__Material for this exercise__:

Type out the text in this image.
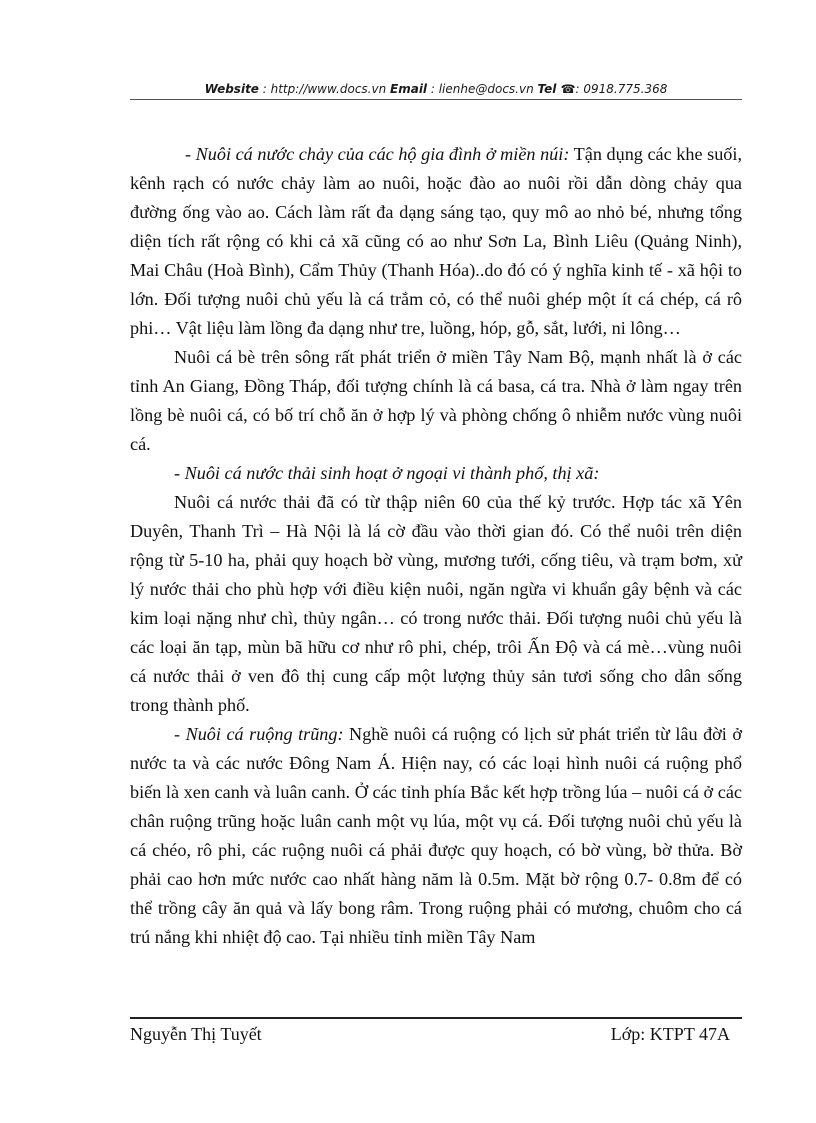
Website : http://www.docs.vn Email : lienhe@docs.vn Tel ☎: 0918.775.368

- Nuôi cá nước chảy của các hộ gia đình ở miền núi: Tận dụng các khe suối, kênh rạch có nước chảy làm ao nuôi, hoặc đào ao nuôi rồi dẫn dòng chảy qua đường ống vào ao. Cách làm rất đa dạng sáng tạo, quy mô ao nhỏ bé, nhưng tổng diện tích rất rộng có khi cả xã cũng có ao như Sơn La, Bình Liêu (Quảng Ninh), Mai Châu (Hoà Bình), Cẩm Thủy (Thanh Hóa)..do đó có ý nghĩa kinh tế - xã hội to lớn. Đối tượng nuôi chủ yếu là cá trắm cỏ, có thể nuôi ghép một ít cá chép, cá rô phi… Vật liệu làm lồng đa dạng như tre, luồng, hóp, gỗ, sắt, lưới, ni lông…

Nuôi cá bè trên sông rất phát triển ở miền Tây Nam Bộ, mạnh nhất là ở các tỉnh An Giang, Đồng Tháp, đối tượng chính là cá basa, cá tra. Nhà ở làm ngay trên lồng bè nuôi cá, có bố trí chỗ ăn ở hợp lý và phòng chống ô nhiễm nước vùng nuôi cá.

- Nuôi cá nước thải sinh hoạt ở ngoại vi thành phố, thị xã:

Nuôi cá nước thải đã có từ thập niên 60 của thế kỷ trước. Hợp tác xã Yên Duyên, Thanh Trì – Hà Nội là lá cờ đầu vào thời gian đó. Có thể nuôi trên diện rộng từ 5-10 ha, phải quy hoạch bờ vùng, mương tưới, cống tiêu, và trạm bơm, xử lý nước thải cho phù hợp với điều kiện nuôi, ngăn ngừa vi khuẩn gây bệnh và các kim loại nặng như chì, thủy ngân… có trong nước thải. Đối tượng nuôi chủ yếu là các loại ăn tạp, mùn bã hữu cơ như rô phi, chép, trôi Ấn Độ và cá mè…vùng nuôi cá nước thải ở ven đô thị cung cấp một lượng thủy sản tươi sống cho dân sống trong thành phố.

- Nuôi cá ruộng trũng: Nghề nuôi cá ruộng có lịch sử phát triển từ lâu đời ở nước ta và các nước Đông Nam Á. Hiện nay, có các loại hình nuôi cá ruộng phổ biến là xen canh và luân canh. Ở các tỉnh phía Bắc kết hợp trồng lúa – nuôi cá ở các chân ruộng trũng hoặc luân canh một vụ lúa, một vụ cá. Đối tượng nuôi chủ yếu là cá chéo, rô phi, các ruộng nuôi cá phải được quy hoạch, có bờ vùng, bờ thửa. Bờ phải cao hơn mức nước cao nhất hàng năm là 0.5m. Mặt bờ rộng 0.7- 0.8m để có thể trồng cây ăn quả và lấy bong râm. Trong ruộng phải có mương, chuôm cho cá trú nắng khi nhiệt độ cao. Tại nhiều tỉnh miền Tây Nam

Nguyễn Thị Tuyết	Lớp: KTPT 47A
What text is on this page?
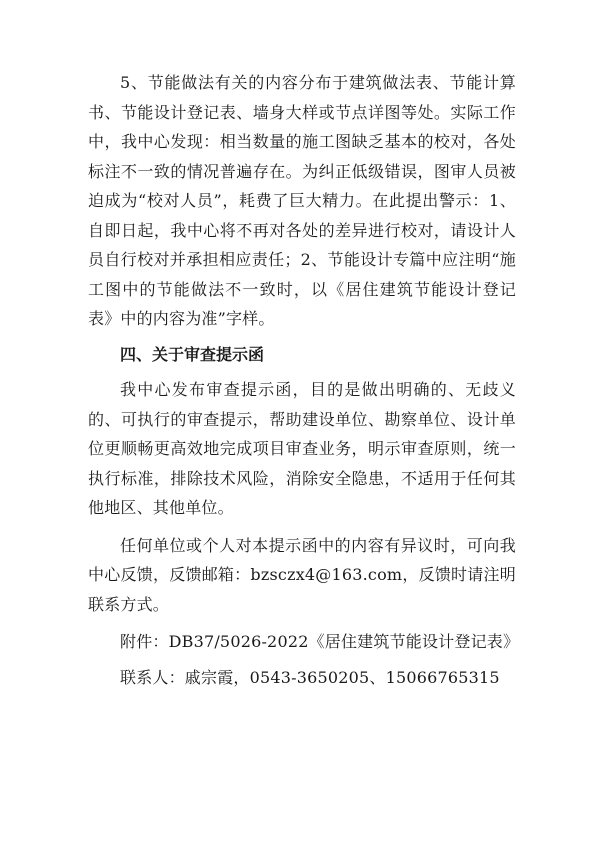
5、节能做法有关的内容分布于建筑做法表、节能计算书、节能设计登记表、墙身大样或节点详图等处。实际工作中，我中心发现：相当数量的施工图缺乏基本的校对，各处标注不一致的情况普遍存在。为纠正低级错误，图审人员被迫成为“校对人员”，耗费了巨大精力。在此提出警示：1、自即日起，我中心将不再对各处的差异进行校对，请设计人员自行校对并承担相应责任；2、节能设计专篇中应注明“施工图中的节能做法不一致时，以《居住建筑节能设计登记表》中的内容为准”字样。

四、关于审查提示函

我中心发布审查提示函，目的是做出明确的、无歧义的、可执行的审查提示，帮助建设单位、勘察单位、设计单位更顺畅更高效地完成项目审查业务，明示审查原则，统一执行标准，排除技术风险，消除安全隐患，不适用于任何其他地区、其他单位。

任何单位或个人对本提示函中的内容有异议时，可向我中心反馈，反馈邮箱：bzsczx4@163.com，反馈时请注明联系方式。

附件：DB37/5026-2022《居住建筑节能设计登记表》

联系人：戚宗霞，0543-3650205、15066765315
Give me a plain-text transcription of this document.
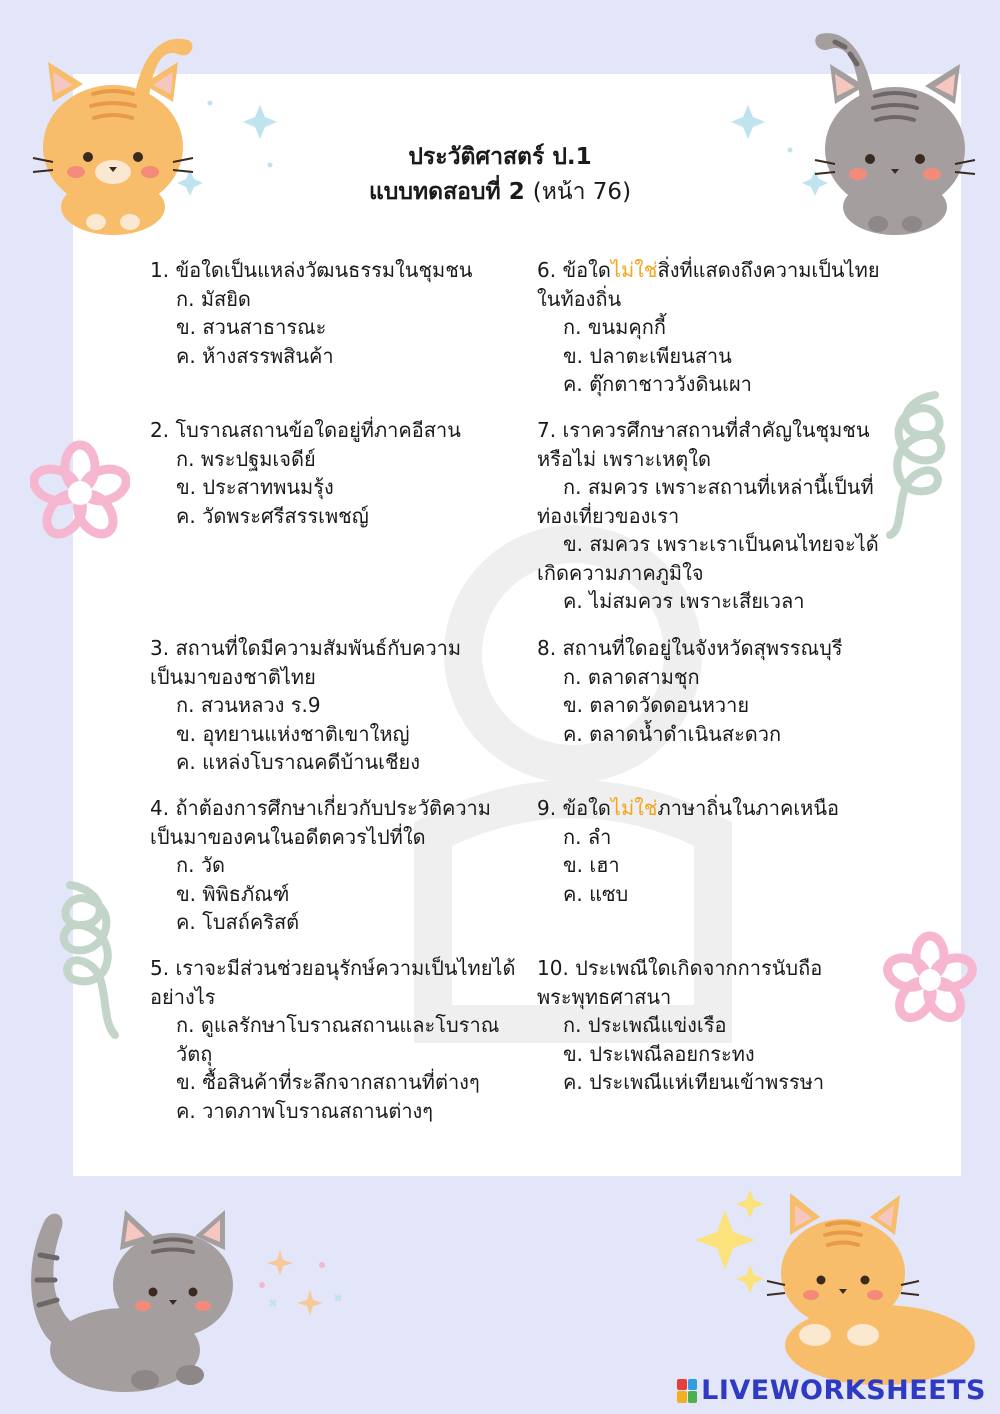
ประวัติศาสตร์ ป.1
แบบทดสอบที่ 2 (หน้า 76)
1. ข้อใดเป็นแหล่งวัฒนธรรมในชุมชน
ก. มัสยิด
ข. สวนสาธารณะ
ค. ห้างสรรพสินค้า
2. โบราณสถานข้อใดอยู่ที่ภาคอีสาน
ก. พระปฐมเจดีย์
ข. ประสาทพนมรุ้ง
ค. วัดพระศรีสรรเพชญ์
3. สถานที่ใดมีความสัมพันธ์กับความเป็นมาของชาติไทย
ก. สวนหลวง ร.9
ข. อุทยานแห่งชาติเขาใหญ่
ค. แหล่งโบราณคดีบ้านเชียง
4. ถ้าต้องการศึกษาเกี่ยวกับประวัติความเป็นมาของคนในอดีตควรไปที่ใด
ก. วัด
ข. พิพิธภัณฑ์
ค. โบสถ์คริสต์
5. เราจะมีส่วนช่วยอนุรักษ์ความเป็นไทยได้อย่างไร
ก. ดูแลรักษาโบราณสถานและโบราณวัตถุ
ข. ซื้อสินค้าที่ระลึกจากสถานที่ต่างๆ
ค. วาดภาพโบราณสถานต่างๆ
6. ข้อใดไม่ใช่สิ่งที่แสดงถึงความเป็นไทยในท้องถิ่น
ก. ขนมคุกกี้
ข. ปลาตะเพียนสาน
ค. ตุ๊กตาชาววังดินเผา
7. เราควรศึกษาสถานที่สำคัญในชุมชนหรือไม่ เพราะเหตุใด
ก. สมควร เพราะสถานที่เหล่านี้เป็นที่ท่องเที่ยวของเรา
ข. สมควร เพราะเราเป็นคนไทยจะได้เกิดความภาคภูมิใจ
ค. ไม่สมควร เพราะเสียเวลา
8. สถานที่ใดอยู่ในจังหวัดสุพรรณบุรี
ก. ตลาดสามชุก
ข. ตลาดวัดดอนหวาย
ค. ตลาดน้ำดำเนินสะดวก
9. ข้อใดไม่ใช่ภาษาถิ่นในภาคเหนือ
ก. ลำ
ข. เฮา
ค. แซบ
10. ประเพณีใดเกิดจากการนับถือพระพุทธศาสนา
ก. ประเพณีแข่งเรือ
ข. ประเพณีลอยกระทง
ค. ประเพณีแห่เทียนเข้าพรรษา
LIVEWORKSHEETS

__Given instruction__: Check each line of the records for the word "ประเพณ", and show the lines that contain it.

__Response__:
10. ประเพณีใดเกิดจากการนับถือพระพุทธศาสนา
ก. ประเพณีแข่งเรือ
ข. ประเพณีลอยกระทง
ค. ประเพณีแห่เทียนเข้าพรรษา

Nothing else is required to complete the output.